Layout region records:
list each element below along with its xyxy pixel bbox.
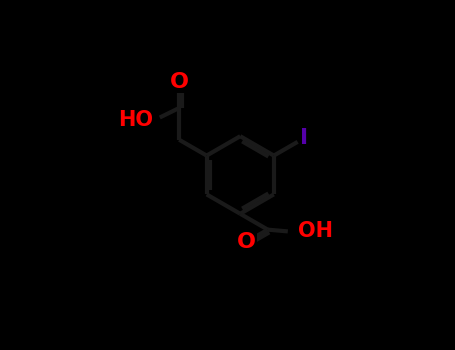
Text: I: I [300, 128, 308, 148]
Text: OH: OH [298, 222, 333, 242]
Text: O: O [237, 232, 256, 252]
Text: O: O [170, 71, 189, 92]
Text: HO: HO [118, 110, 153, 130]
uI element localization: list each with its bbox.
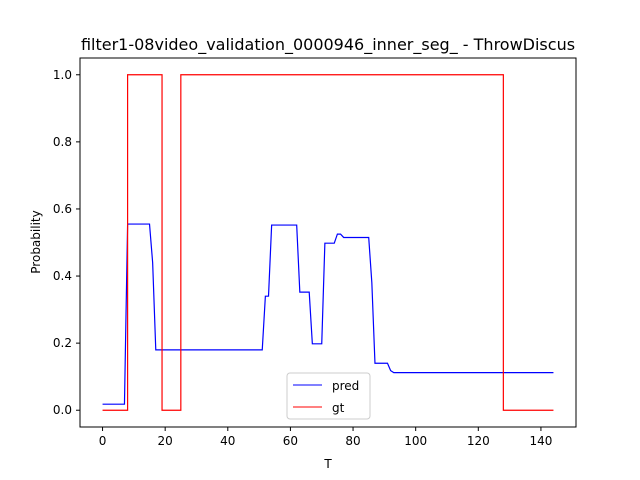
plot-frame [79,57,577,428]
y-tick-label: 0.6 [53,202,72,216]
x-axis-label: T [323,457,332,471]
x-axis-ticks: 0 20 40 60 80 100 120 140 [99,427,552,448]
x-tick-label: 100 [404,434,427,448]
x-tick-label: 20 [158,434,173,448]
legend: pred gt [286,372,371,420]
x-tick-label: 80 [345,434,360,448]
y-tick-label: 0.4 [53,269,72,283]
y-axis-ticks: 0.0 0.2 0.4 0.6 0.8 1.0 [53,68,80,417]
plot-series [102,74,554,411]
x-tick-label: 140 [529,434,552,448]
series-line-pred [102,223,554,405]
y-tick-label: 0.2 [53,336,72,350]
y-tick-label: 0.8 [53,135,72,149]
series-line-gt [102,74,554,411]
x-tick-label: 40 [220,434,235,448]
legend-label-gt: gt [332,401,345,415]
y-axis-label: Probability [29,210,43,273]
legend-label-pred: pred [332,379,359,393]
x-tick-label: 120 [467,434,490,448]
y-tick-label: 1.0 [53,68,72,82]
y-tick-label: 0.0 [53,403,72,417]
chart-title: filter1-08video_validation_0000946_inner… [81,35,575,55]
x-tick-label: 60 [283,434,298,448]
x-tick-label: 0 [99,434,107,448]
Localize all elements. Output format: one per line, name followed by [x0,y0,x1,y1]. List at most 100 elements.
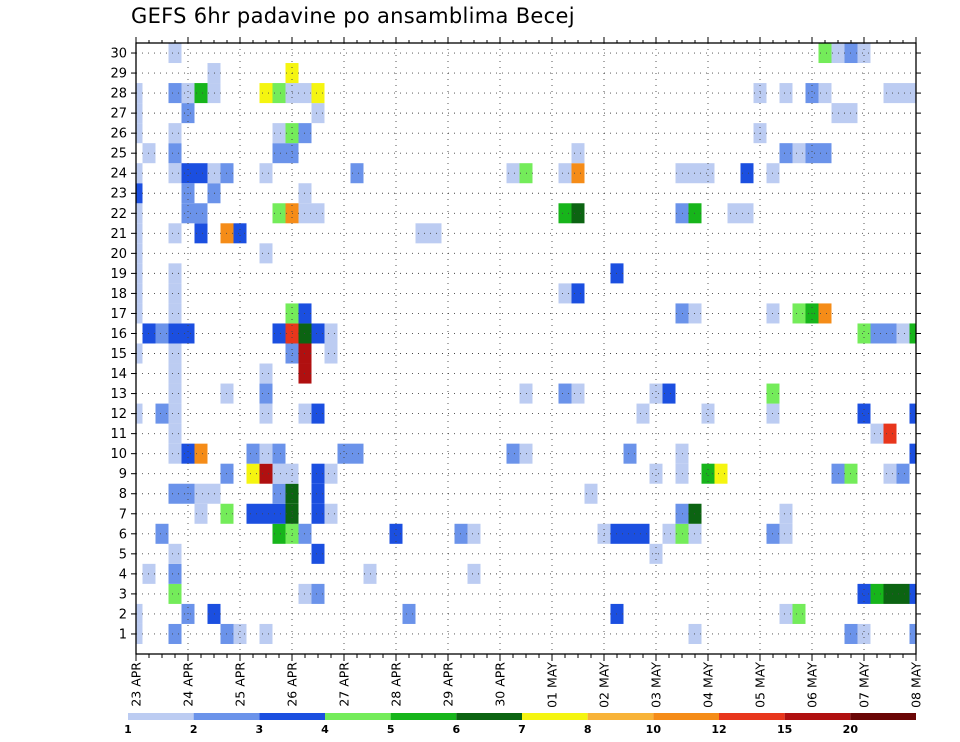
heatmap-cell [389,523,403,544]
heatmap-cell [792,143,806,164]
x-tick-label: 06 MAY [805,662,820,708]
heatmap-cell [558,163,572,184]
heatmap-cell [350,443,364,464]
heatmap-cell [649,463,663,484]
y-tick-label: 7 [119,507,127,522]
legend-swatch [456,713,522,720]
heatmap-cell [311,543,325,564]
heatmap-cell [272,203,286,224]
y-tick-label: 4 [119,567,127,582]
heatmap-cell [136,183,143,204]
y-tick-label: 27 [110,107,127,122]
x-tick-label: 03 MAY [649,662,664,708]
heatmap-cell [168,43,182,64]
heatmap-cell [155,403,169,424]
legend-swatch [259,713,325,720]
heatmap-cell [311,323,325,344]
heatmap-cell [883,583,897,604]
heatmap-cell [136,623,143,644]
heatmap-cell [623,443,637,464]
heatmap-cell [324,503,338,524]
heatmap-cell [194,443,208,464]
heatmap-cell [896,83,910,104]
heatmap-cell [194,483,208,504]
heatmap-cell [272,523,286,544]
legend-tick-label: 20 [843,723,859,736]
heatmap-cell [272,503,286,524]
heatmap-cell [818,83,832,104]
heatmap-cell [259,243,273,264]
heatmap-cell [649,383,663,404]
heatmap-cell [181,203,195,224]
heatmap-cell [558,203,572,224]
heatmap-cell [740,203,754,224]
heatmap-cell [896,323,910,344]
heatmap-cell [662,523,676,544]
heatmap-cell [168,563,182,584]
heatmap-cell [259,363,273,384]
y-tick-label: 25 [110,147,127,162]
heatmap-cell [857,323,871,344]
y-tick-label: 23 [110,187,127,202]
heatmap-cell [337,443,351,464]
heatmap-cell [909,83,916,104]
heatmap-cell [857,43,871,64]
x-axis: 23 APR 24 APR 25 APR 26 APR 27 APR 28 APR 29 A… [129,37,924,708]
heatmap-cell [136,103,143,124]
heatmap-cell [136,83,143,104]
x-tick-label: 25 APR [233,662,248,707]
x-tick-label: 07 MAY [857,662,872,708]
y-tick-label: 21 [110,227,127,242]
y-axis: 1234567891011121314151617181920212223242… [110,47,921,642]
heatmap-cell [571,163,585,184]
heatmap-cell [168,363,182,384]
heatmap-cell [168,583,182,604]
y-tick-label: 13 [110,387,127,402]
heatmap-cell [136,223,143,244]
heatmap-cell [136,203,143,224]
y-tick-label: 3 [119,587,127,602]
heatmap-cell [324,463,338,484]
heatmap-cell [350,163,364,184]
plot-frame [135,42,917,655]
heatmap-cell [558,383,572,404]
heatmap-cell [136,403,143,424]
legend-tick-label: 1 [124,723,132,736]
heatmap-cell [909,623,916,644]
heatmap-cell [883,323,897,344]
heatmap-cell [168,83,182,104]
heatmap-cells [136,43,916,644]
legend-tick-label: 4 [321,723,329,736]
heatmap-cell [259,163,273,184]
heatmap-cell [136,303,143,324]
legend-swatch [390,713,457,720]
y-tick-label: 1 [119,627,127,642]
heatmap-cell [571,203,585,224]
heatmap-cell [272,123,286,144]
heatmap-cell [311,463,325,484]
heatmap-cell [402,603,416,624]
heatmap-cell [311,403,325,424]
heatmap-cell [194,163,208,184]
x-tick-label: 05 MAY [753,662,768,708]
x-tick-label: 08 MAY [909,662,924,708]
heatmap-cell [311,83,325,104]
heatmap-cell [168,423,182,444]
y-tick-label: 2 [119,607,127,622]
heatmap-cell [168,303,182,324]
y-tick-label: 18 [110,287,127,302]
heatmap-cell [259,83,273,104]
heatmap-cell [805,83,819,104]
heatmap-cell [168,283,182,304]
heatmap-cell [246,503,260,524]
heatmap-cell [311,203,325,224]
heatmap-cell [272,83,286,104]
heatmap-cell [909,323,916,344]
heatmap-cell [168,163,182,184]
heatmap-cell [259,383,273,404]
heatmap-cell [467,563,481,584]
heatmap-cell [701,403,715,424]
heatmap-cell [136,603,143,624]
heatmap-cell [136,283,143,304]
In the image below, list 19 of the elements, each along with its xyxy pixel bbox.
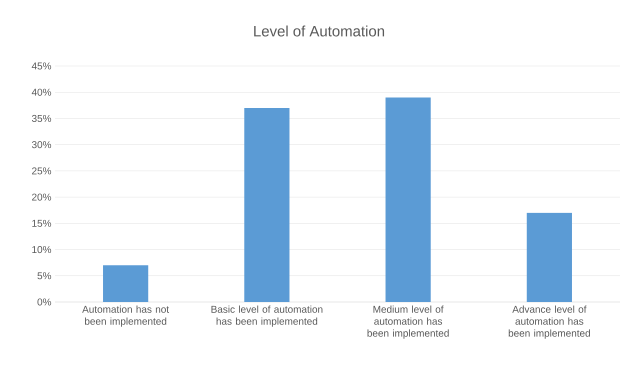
x-tick-label: Advance level of automation has been implemented (508, 306, 590, 339)
y-tick-label: 10% (32, 246, 52, 254)
y-tick-label: 25% (32, 167, 52, 174)
y-tick-label: 15% (32, 220, 52, 227)
y-tick-label: 45% (32, 62, 52, 70)
bar (103, 265, 148, 302)
bar (244, 108, 290, 302)
y-tick-label: 5% (37, 272, 52, 280)
x-tick-label: Medium level of automation has been implemented (368, 306, 449, 339)
bar (526, 212, 572, 302)
y-tick-label: 0% (37, 298, 52, 306)
chart-title: Level of Automation (254, 26, 384, 36)
y-tick-label: 35% (32, 114, 52, 122)
y-tick-label: 40% (32, 88, 52, 96)
x-tick-label: Basic level of automation has been implemented (211, 306, 322, 327)
x-tick-label: Automation has not been implemented (82, 306, 170, 327)
bar (386, 97, 431, 302)
y-tick-label: 20% (32, 194, 52, 201)
y-tick-label: 30% (32, 141, 52, 148)
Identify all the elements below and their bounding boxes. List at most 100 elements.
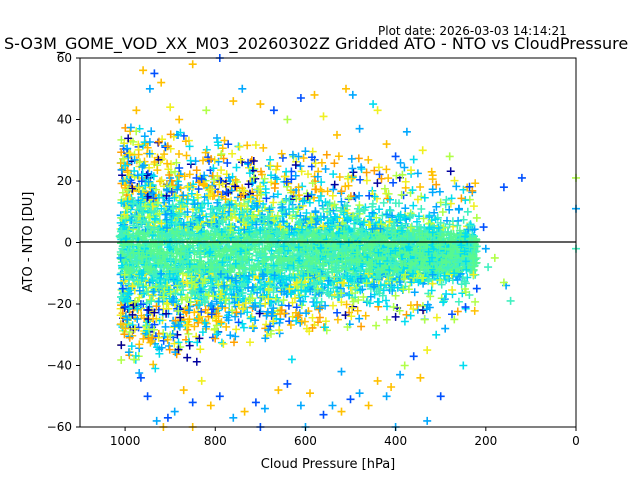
cloud-point	[288, 236, 297, 244]
cloud-point	[432, 180, 441, 189]
cloud-point	[192, 357, 201, 366]
cloud-point	[157, 176, 166, 185]
cloud-point	[271, 179, 280, 188]
cloud-point	[296, 162, 305, 171]
cloud-point	[266, 161, 275, 170]
cloud-point	[307, 190, 316, 199]
cloud-point	[192, 166, 201, 175]
chart-title: S-O3M_GOME_VOD_XX_M03_20260302Z Gridded …	[4, 34, 628, 54]
cloud-point	[267, 178, 276, 187]
cloud-point	[248, 322, 257, 331]
cloud-point	[216, 319, 225, 328]
cloud-point	[286, 321, 295, 329]
cloud-point	[459, 215, 468, 224]
cloud-point	[243, 141, 252, 150]
cloud-point	[135, 340, 144, 349]
cloud-point	[396, 158, 405, 167]
cloud-point	[413, 300, 422, 309]
cloud-point	[353, 306, 362, 315]
cloud-point	[377, 174, 386, 183]
cloud-point	[362, 168, 371, 177]
cloud-point	[470, 306, 479, 315]
cloud-point	[219, 339, 228, 348]
cloud-point	[272, 175, 281, 184]
cloud-point	[438, 208, 447, 216]
cloud-point	[267, 246, 276, 255]
cloud-point	[226, 331, 235, 340]
cloud-point	[308, 313, 317, 322]
cloud-point	[384, 174, 393, 183]
cloud-point	[223, 159, 232, 167]
cloud-point	[301, 288, 309, 296]
cloud-point	[431, 215, 440, 224]
cloud-point	[321, 165, 330, 173]
cloud-point	[272, 284, 281, 292]
cloud-point	[186, 156, 195, 165]
cloud-point	[117, 356, 126, 364]
cloud-point	[349, 297, 358, 306]
cloud-point	[360, 217, 369, 226]
cloud-point	[317, 178, 326, 187]
cloud-point	[292, 303, 301, 312]
cloud-point	[267, 171, 275, 180]
plot-date: Plot date: 2026-03-03 14:14:21	[378, 24, 567, 38]
cloud-point	[469, 202, 478, 211]
cloud-point	[210, 156, 219, 165]
cloud-point	[239, 323, 248, 332]
cloud-point	[214, 157, 223, 166]
cloud-point	[292, 211, 301, 219]
cloud-point	[317, 297, 326, 306]
cloud-point	[389, 178, 398, 187]
cloud-point	[127, 342, 136, 351]
cloud-point	[117, 341, 126, 350]
cloud-point	[185, 341, 194, 350]
cloud-point	[209, 164, 218, 173]
cloud-point	[211, 334, 220, 343]
cloud-point	[238, 319, 247, 328]
point-cloud	[116, 123, 481, 377]
cloud-point	[248, 179, 257, 188]
cloud-point	[347, 154, 356, 163]
cloud-point	[228, 149, 237, 158]
cloud-point	[435, 187, 444, 196]
cloud-point	[184, 329, 193, 338]
cloud-point	[257, 167, 265, 176]
cloud-point	[220, 136, 229, 145]
cloud-point	[201, 305, 210, 314]
cloud-point	[282, 167, 291, 176]
cloud-point	[258, 292, 267, 301]
cloud-point	[349, 168, 358, 177]
cloud-point	[334, 152, 343, 161]
cloud-point	[415, 212, 423, 221]
cloud-point	[217, 338, 226, 347]
cloud-point	[246, 338, 254, 347]
cloud-point	[408, 186, 417, 195]
cloud-point	[400, 317, 409, 326]
cloud-point	[382, 165, 391, 174]
cloud-point	[323, 187, 332, 196]
cloud-point	[183, 353, 192, 362]
cloud-point	[446, 167, 455, 176]
cloud-point	[190, 322, 199, 331]
cloud-point	[461, 285, 469, 293]
cloud-point	[416, 183, 425, 191]
cloud-point	[133, 315, 142, 323]
cloud-point	[454, 297, 463, 306]
cloud-point	[379, 198, 388, 207]
cloud-point	[175, 200, 184, 209]
cloud-point	[134, 323, 143, 332]
cloud-point	[450, 176, 459, 185]
cloud-point	[330, 180, 339, 189]
cloud-point	[329, 301, 337, 310]
cloud-point	[134, 150, 143, 159]
cloud-point	[356, 175, 365, 184]
cloud-point	[171, 191, 180, 200]
cloud-point	[116, 320, 125, 329]
cloud-point	[195, 334, 204, 343]
cloud-point	[446, 199, 455, 208]
cloud-point	[402, 310, 411, 319]
cloud-point	[160, 150, 169, 159]
cloud-point	[152, 302, 161, 311]
cloud-point	[234, 318, 243, 327]
cloud-point	[312, 298, 321, 307]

▸ TASK OBJECTIVE: Copy the lines from the first one through the line containing "uI element localization: list", leaving out the pictures.

▸ EXERCISE RESULT:
list each element below along with its xyxy pixel bbox.
Text: I: I [300, 128, 308, 148]
Text: OH: OH [298, 222, 333, 242]
Text: O: O [237, 232, 256, 252]
Text: O: O [170, 71, 189, 92]
Text: HO: HO [118, 110, 153, 130]
uI element localization: list each with its bbox.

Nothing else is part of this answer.